> [WORK INSTRUCTIONS]: Within the records that follow, find every line containing the string "Sept". Copy those lines.

> [AVAILABLE DATA]:

######

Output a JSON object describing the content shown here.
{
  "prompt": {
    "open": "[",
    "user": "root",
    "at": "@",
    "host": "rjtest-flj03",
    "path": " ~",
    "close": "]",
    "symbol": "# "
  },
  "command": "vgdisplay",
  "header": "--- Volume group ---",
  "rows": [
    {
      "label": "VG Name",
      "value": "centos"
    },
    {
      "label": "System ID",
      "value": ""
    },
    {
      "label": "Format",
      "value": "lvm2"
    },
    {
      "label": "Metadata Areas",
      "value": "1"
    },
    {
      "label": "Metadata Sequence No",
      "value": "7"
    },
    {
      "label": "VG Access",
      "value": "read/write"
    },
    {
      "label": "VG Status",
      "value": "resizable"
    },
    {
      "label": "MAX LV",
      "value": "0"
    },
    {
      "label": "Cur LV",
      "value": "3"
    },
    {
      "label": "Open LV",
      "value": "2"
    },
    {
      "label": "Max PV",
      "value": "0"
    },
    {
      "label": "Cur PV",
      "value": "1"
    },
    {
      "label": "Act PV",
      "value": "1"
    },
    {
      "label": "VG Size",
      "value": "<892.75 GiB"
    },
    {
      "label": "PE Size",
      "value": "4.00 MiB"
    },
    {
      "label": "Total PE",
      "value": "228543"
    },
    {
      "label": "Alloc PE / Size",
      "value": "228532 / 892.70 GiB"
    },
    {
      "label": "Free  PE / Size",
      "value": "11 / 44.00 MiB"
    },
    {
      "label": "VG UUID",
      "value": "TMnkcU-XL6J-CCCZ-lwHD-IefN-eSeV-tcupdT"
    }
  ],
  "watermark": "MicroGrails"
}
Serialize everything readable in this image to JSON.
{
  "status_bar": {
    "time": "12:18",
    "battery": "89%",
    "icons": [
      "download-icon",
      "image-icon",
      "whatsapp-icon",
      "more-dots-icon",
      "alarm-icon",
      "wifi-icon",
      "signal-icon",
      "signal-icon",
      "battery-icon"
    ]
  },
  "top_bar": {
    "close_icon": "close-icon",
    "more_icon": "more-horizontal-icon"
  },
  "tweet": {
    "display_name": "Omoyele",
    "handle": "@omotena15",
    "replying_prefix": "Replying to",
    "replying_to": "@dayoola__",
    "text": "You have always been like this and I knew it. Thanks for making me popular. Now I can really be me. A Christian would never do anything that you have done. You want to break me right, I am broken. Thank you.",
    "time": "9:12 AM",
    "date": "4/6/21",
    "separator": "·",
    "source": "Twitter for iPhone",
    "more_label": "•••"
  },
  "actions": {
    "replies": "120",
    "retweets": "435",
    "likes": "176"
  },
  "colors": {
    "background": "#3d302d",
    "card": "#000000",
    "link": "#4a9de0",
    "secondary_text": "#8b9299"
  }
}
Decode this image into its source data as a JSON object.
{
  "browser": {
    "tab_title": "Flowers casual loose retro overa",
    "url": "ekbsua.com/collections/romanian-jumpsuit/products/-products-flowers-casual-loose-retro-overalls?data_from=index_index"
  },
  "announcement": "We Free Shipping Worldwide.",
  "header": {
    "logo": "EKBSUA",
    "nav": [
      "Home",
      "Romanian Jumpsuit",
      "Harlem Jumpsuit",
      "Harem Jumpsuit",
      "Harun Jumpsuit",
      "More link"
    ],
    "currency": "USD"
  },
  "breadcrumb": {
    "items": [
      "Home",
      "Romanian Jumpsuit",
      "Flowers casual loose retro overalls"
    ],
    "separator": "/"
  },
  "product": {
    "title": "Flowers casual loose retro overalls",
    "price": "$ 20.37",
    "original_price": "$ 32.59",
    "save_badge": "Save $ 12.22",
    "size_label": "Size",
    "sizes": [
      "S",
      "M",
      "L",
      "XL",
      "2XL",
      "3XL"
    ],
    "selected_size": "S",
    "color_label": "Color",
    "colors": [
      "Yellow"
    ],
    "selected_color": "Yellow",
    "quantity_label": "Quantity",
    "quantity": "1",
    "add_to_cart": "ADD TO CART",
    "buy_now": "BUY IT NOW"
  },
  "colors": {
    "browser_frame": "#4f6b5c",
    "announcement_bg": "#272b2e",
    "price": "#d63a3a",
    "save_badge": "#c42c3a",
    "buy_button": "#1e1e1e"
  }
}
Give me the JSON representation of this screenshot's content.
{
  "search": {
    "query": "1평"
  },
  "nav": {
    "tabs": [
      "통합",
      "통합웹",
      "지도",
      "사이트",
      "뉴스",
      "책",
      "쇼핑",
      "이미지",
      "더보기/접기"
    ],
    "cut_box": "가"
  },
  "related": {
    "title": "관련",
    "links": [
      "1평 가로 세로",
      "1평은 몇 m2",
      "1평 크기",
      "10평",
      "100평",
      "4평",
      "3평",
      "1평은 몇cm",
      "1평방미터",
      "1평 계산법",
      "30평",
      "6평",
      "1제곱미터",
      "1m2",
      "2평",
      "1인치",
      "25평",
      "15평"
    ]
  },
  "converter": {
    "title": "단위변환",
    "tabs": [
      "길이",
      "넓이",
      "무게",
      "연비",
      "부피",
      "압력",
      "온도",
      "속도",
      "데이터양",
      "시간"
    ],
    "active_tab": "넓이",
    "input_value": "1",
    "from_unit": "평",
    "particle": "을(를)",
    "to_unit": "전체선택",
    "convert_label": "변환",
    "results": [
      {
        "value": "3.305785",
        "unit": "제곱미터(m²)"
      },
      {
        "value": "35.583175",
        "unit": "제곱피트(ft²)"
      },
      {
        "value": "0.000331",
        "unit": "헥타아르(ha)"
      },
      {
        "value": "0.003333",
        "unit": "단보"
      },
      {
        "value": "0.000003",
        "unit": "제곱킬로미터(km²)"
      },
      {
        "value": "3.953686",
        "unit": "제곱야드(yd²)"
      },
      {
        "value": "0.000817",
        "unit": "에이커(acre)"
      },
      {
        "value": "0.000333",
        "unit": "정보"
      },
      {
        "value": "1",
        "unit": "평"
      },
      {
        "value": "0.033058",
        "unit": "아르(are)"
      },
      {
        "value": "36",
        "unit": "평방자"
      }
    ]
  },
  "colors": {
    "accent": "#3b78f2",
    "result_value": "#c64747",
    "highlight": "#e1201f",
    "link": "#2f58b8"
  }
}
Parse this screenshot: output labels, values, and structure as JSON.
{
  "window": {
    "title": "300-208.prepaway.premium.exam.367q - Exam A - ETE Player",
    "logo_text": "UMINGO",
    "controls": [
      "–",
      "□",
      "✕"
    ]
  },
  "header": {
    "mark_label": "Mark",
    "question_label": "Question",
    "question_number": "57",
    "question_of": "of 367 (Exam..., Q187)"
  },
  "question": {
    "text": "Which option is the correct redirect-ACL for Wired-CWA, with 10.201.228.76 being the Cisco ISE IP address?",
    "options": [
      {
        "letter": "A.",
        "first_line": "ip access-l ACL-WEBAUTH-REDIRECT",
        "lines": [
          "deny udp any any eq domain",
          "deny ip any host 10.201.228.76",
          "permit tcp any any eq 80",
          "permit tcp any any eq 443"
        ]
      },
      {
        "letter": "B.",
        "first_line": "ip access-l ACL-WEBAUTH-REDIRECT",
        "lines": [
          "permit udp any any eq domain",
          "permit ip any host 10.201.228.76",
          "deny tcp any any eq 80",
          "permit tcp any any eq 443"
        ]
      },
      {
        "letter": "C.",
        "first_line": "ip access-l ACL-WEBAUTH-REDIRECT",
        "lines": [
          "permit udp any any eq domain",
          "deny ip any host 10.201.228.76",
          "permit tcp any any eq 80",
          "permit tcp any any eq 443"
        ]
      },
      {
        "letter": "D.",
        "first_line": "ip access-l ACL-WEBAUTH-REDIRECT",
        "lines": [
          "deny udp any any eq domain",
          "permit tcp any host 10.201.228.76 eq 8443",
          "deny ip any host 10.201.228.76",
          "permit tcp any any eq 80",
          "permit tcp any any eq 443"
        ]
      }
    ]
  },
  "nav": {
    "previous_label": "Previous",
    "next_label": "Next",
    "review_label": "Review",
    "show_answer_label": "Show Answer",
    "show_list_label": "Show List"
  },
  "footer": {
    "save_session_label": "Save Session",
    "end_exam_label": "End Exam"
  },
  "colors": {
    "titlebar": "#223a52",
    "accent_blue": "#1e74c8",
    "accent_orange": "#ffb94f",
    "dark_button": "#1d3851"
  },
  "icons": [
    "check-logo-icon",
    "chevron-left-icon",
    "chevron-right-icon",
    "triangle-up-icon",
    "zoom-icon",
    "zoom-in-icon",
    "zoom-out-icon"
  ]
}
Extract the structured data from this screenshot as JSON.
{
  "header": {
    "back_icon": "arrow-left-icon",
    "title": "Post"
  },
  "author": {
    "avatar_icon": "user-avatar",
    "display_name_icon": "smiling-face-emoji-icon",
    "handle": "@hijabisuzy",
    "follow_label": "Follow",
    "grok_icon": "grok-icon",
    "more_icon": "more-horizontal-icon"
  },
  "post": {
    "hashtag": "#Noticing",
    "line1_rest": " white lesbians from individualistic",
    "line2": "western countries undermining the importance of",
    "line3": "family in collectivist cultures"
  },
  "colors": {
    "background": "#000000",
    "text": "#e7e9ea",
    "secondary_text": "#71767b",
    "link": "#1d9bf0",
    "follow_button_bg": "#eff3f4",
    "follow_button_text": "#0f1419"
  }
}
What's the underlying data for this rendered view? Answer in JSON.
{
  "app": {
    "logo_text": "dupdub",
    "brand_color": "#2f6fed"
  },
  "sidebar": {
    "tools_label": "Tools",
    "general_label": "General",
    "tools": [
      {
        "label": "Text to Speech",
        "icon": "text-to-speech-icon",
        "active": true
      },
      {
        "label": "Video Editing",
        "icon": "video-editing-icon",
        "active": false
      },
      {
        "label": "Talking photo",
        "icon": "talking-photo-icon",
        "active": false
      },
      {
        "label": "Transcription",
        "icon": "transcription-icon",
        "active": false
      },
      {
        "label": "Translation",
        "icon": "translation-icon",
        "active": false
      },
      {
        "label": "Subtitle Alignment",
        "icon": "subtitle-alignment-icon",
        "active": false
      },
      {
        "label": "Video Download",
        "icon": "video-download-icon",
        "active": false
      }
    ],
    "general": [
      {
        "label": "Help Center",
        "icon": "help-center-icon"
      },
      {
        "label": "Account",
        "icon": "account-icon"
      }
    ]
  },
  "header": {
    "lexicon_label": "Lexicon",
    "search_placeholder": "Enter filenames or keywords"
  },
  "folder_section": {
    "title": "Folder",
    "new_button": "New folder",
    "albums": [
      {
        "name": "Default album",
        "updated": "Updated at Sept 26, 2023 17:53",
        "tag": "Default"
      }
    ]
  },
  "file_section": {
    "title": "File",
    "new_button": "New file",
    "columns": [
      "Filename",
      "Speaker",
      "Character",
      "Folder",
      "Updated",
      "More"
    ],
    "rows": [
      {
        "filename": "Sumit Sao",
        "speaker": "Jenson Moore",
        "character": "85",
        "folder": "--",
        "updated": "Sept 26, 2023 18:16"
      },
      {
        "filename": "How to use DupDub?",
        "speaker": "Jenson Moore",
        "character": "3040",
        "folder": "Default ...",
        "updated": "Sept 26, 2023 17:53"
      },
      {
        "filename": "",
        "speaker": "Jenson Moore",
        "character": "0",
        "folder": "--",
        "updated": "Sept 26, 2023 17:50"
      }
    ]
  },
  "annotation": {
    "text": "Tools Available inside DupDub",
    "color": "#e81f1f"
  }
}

######

> [THE REPLY]:
        "updated": "Updated at Sept 26, 2023 17:53",
        "updated": "Sept 26, 2023 18:16"
        "updated": "Sept 26, 2023 17:53"
        "updated": "Sept 26, 2023 17:50"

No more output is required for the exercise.